- _Source data_

◆ ◆ ◆ ◆

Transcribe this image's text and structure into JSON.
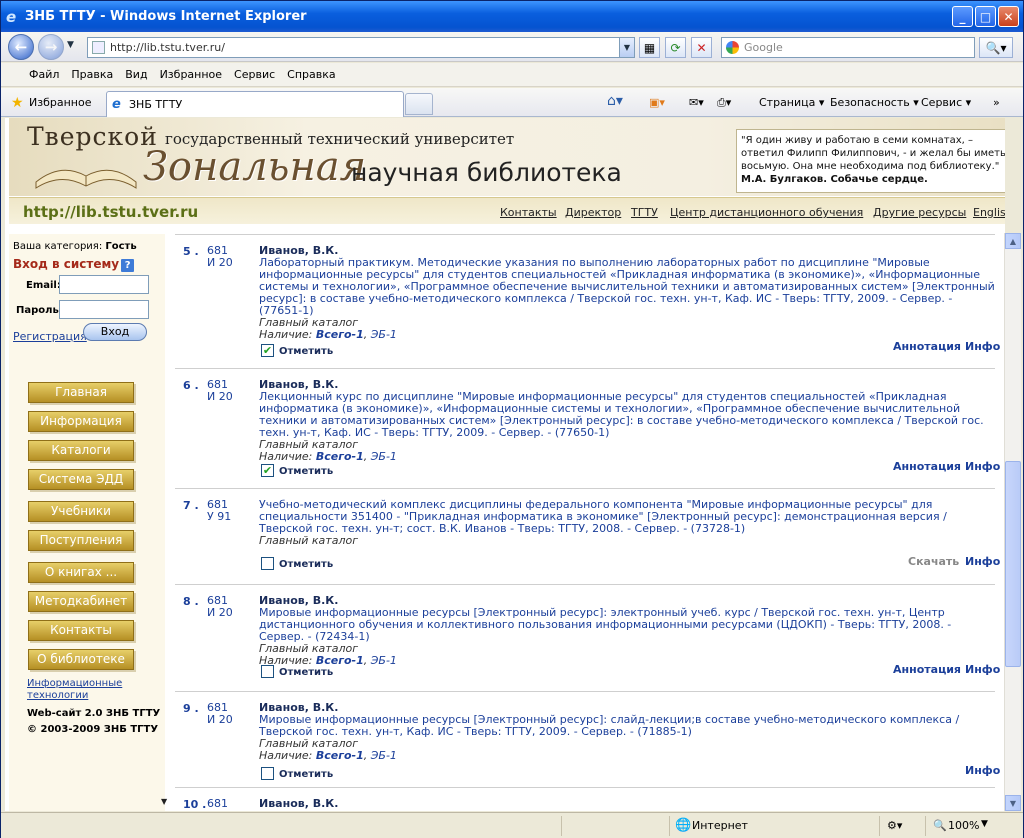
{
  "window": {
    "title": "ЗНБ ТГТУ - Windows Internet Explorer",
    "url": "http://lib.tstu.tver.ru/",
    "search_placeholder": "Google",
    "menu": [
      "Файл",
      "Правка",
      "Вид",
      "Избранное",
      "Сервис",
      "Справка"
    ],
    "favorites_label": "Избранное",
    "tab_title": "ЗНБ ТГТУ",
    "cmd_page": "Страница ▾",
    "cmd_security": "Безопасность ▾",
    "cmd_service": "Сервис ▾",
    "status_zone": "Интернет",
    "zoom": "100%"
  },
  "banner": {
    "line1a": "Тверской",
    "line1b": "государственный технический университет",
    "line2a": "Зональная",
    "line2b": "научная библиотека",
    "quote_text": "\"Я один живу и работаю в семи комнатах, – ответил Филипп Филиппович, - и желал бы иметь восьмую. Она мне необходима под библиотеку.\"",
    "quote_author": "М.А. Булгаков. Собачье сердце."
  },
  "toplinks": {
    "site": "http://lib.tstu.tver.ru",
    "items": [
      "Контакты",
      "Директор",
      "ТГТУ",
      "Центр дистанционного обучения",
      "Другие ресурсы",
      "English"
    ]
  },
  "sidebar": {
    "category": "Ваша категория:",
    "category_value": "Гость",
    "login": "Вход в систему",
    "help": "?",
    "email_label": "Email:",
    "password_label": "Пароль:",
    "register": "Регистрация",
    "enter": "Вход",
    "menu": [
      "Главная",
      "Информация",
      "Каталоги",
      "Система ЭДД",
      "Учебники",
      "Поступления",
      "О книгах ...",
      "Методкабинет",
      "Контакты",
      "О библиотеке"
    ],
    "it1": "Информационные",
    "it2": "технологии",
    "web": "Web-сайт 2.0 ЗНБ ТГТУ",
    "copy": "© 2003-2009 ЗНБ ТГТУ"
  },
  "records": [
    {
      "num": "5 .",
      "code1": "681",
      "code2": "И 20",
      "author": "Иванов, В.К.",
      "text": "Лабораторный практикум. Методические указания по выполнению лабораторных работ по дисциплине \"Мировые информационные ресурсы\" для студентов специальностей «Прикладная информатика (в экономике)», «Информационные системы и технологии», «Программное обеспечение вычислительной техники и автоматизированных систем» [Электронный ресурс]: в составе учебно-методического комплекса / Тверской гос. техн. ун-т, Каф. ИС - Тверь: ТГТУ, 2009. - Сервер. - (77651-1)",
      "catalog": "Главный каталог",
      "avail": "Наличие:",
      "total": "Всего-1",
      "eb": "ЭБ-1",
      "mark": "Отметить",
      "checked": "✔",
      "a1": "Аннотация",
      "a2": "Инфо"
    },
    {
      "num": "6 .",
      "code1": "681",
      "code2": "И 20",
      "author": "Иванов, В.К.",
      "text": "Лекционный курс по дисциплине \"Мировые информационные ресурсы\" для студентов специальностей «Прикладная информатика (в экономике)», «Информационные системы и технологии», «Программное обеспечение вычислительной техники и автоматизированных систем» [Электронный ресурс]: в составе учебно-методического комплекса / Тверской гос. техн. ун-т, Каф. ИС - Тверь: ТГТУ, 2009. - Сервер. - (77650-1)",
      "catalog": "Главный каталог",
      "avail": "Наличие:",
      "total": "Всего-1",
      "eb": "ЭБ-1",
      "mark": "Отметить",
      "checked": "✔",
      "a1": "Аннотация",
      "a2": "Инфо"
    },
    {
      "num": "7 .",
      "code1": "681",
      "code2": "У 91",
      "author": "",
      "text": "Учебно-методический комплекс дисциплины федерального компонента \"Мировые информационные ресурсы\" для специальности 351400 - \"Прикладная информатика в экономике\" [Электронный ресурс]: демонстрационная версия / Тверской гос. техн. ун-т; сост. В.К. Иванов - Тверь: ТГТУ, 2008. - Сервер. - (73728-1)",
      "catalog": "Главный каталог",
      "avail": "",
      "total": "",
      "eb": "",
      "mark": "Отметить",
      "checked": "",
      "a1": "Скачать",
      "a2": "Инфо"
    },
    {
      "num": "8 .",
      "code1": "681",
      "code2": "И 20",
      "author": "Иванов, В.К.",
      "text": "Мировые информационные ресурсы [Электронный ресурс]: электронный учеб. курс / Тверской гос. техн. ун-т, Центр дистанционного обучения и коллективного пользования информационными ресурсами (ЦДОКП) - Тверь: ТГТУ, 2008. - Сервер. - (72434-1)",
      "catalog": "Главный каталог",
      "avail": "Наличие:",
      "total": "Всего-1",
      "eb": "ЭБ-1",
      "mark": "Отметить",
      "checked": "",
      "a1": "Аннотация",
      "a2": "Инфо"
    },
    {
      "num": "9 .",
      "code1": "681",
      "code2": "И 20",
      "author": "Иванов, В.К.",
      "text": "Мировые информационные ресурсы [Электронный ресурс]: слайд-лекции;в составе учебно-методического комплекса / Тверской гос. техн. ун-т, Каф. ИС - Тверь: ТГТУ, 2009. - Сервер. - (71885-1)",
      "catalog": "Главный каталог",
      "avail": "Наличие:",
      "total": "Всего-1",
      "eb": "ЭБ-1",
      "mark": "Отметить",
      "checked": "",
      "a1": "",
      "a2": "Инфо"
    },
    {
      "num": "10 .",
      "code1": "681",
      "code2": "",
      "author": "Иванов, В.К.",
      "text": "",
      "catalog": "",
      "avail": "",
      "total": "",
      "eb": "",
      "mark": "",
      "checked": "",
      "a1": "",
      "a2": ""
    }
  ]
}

◆ ◆ ◆ ◆

- _Goal of the exercise_
Copy every record above exactly, leaving out any pictures.

- _The solution_
Transcribe this image's text and structure into JSON.
{
  "window": {
    "title": "ЗНБ ТГТУ - Windows Internet Explorer",
    "url": "http://lib.tstu.tver.ru/",
    "search_placeholder": "Google",
    "menu": [
      "Файл",
      "Правка",
      "Вид",
      "Избранное",
      "Сервис",
      "Справка"
    ],
    "favorites_label": "Избранное",
    "tab_title": "ЗНБ ТГТУ",
    "cmd_page": "Страница ▾",
    "cmd_security": "Безопасность ▾",
    "cmd_service": "Сервис ▾",
    "status_zone": "Интернет",
    "zoom": "100%"
  },
  "banner": {
    "line1a": "Тверской",
    "line1b": "государственный технический университет",
    "line2a": "Зональная",
    "line2b": "научная библиотека",
    "quote_text": "\"Я один живу и работаю в семи комнатах, – ответил Филипп Филиппович, - и желал бы иметь восьмую. Она мне необходима под библиотеку.\"",
    "quote_author": "М.А. Булгаков. Собачье сердце."
  },
  "toplinks": {
    "site": "http://lib.tstu.tver.ru",
    "items": [
      "Контакты",
      "Директор",
      "ТГТУ",
      "Центр дистанционного обучения",
      "Другие ресурсы",
      "English"
    ]
  },
  "sidebar": {
    "category": "Ваша категория:",
    "category_value": "Гость",
    "login": "Вход в систему",
    "help": "?",
    "email_label": "Email:",
    "password_label": "Пароль:",
    "register": "Регистрация",
    "enter": "Вход",
    "menu": [
      "Главная",
      "Информация",
      "Каталоги",
      "Система ЭДД",
      "Учебники",
      "Поступления",
      "О книгах ...",
      "Методкабинет",
      "Контакты",
      "О библиотеке"
    ],
    "it1": "Информационные",
    "it2": "технологии",
    "web": "Web-сайт 2.0 ЗНБ ТГТУ",
    "copy": "© 2003-2009 ЗНБ ТГТУ"
  },
  "records": [
    {
      "num": "5 .",
      "code1": "681",
      "code2": "И 20",
      "author": "Иванов, В.К.",
      "text": "Лабораторный практикум. Методические указания по выполнению лабораторных работ по дисциплине \"Мировые информационные ресурсы\" для студентов специальностей «Прикладная информатика (в экономике)», «Информационные системы и технологии», «Программное обеспечение вычислительной техники и автоматизированных систем» [Электронный ресурс]: в составе учебно-методического комплекса / Тверской гос. техн. ун-т, Каф. ИС - Тверь: ТГТУ, 2009. - Сервер. - (77651-1)",
      "catalog": "Главный каталог",
      "avail": "Наличие:",
      "total": "Всего-1",
      "eb": "ЭБ-1",
      "mark": "Отметить",
      "checked": "✔",
      "a1": "Аннотация",
      "a2": "Инфо"
    },
    {
      "num": "6 .",
      "code1": "681",
      "code2": "И 20",
      "author": "Иванов, В.К.",
      "text": "Лекционный курс по дисциплине \"Мировые информационные ресурсы\" для студентов специальностей «Прикладная информатика (в экономике)», «Информационные системы и технологии», «Программное обеспечение вычислительной техники и автоматизированных систем» [Электронный ресурс]: в составе учебно-методического комплекса / Тверской гос. техн. ун-т, Каф. ИС - Тверь: ТГТУ, 2009. - Сервер. - (77650-1)",
      "catalog": "Главный каталог",
      "avail": "Наличие:",
      "total": "Всего-1",
      "eb": "ЭБ-1",
      "mark": "Отметить",
      "checked": "✔",
      "a1": "Аннотация",
      "a2": "Инфо"
    },
    {
      "num": "7 .",
      "code1": "681",
      "code2": "У 91",
      "author": "",
      "text": "Учебно-методический комплекс дисциплины федерального компонента \"Мировые информационные ресурсы\" для специальности 351400 - \"Прикладная информатика в экономике\" [Электронный ресурс]: демонстрационная версия / Тверской гос. техн. ун-т; сост. В.К. Иванов - Тверь: ТГТУ, 2008. - Сервер. - (73728-1)",
      "catalog": "Главный каталог",
      "avail": "",
      "total": "",
      "eb": "",
      "mark": "Отметить",
      "checked": "",
      "a1": "Скачать",
      "a2": "Инфо"
    },
    {
      "num": "8 .",
      "code1": "681",
      "code2": "И 20",
      "author": "Иванов, В.К.",
      "text": "Мировые информационные ресурсы [Электронный ресурс]: электронный учеб. курс / Тверской гос. техн. ун-т, Центр дистанционного обучения и коллективного пользования информационными ресурсами (ЦДОКП) - Тверь: ТГТУ, 2008. - Сервер. - (72434-1)",
      "catalog": "Главный каталог",
      "avail": "Наличие:",
      "total": "Всего-1",
      "eb": "ЭБ-1",
      "mark": "Отметить",
      "checked": "",
      "a1": "Аннотация",
      "a2": "Инфо"
    },
    {
      "num": "9 .",
      "code1": "681",
      "code2": "И 20",
      "author": "Иванов, В.К.",
      "text": "Мировые информационные ресурсы [Электронный ресурс]: слайд-лекции;в составе учебно-методического комплекса / Тверской гос. техн. ун-т, Каф. ИС - Тверь: ТГТУ, 2009. - Сервер. - (71885-1)",
      "catalog": "Главный каталог",
      "avail": "Наличие:",
      "total": "Всего-1",
      "eb": "ЭБ-1",
      "mark": "Отметить",
      "checked": "",
      "a1": "",
      "a2": "Инфо"
    },
    {
      "num": "10 .",
      "code1": "681",
      "code2": "",
      "author": "Иванов, В.К.",
      "text": "",
      "catalog": "",
      "avail": "",
      "total": "",
      "eb": "",
      "mark": "",
      "checked": "",
      "a1": "",
      "a2": ""
    }
  ]
}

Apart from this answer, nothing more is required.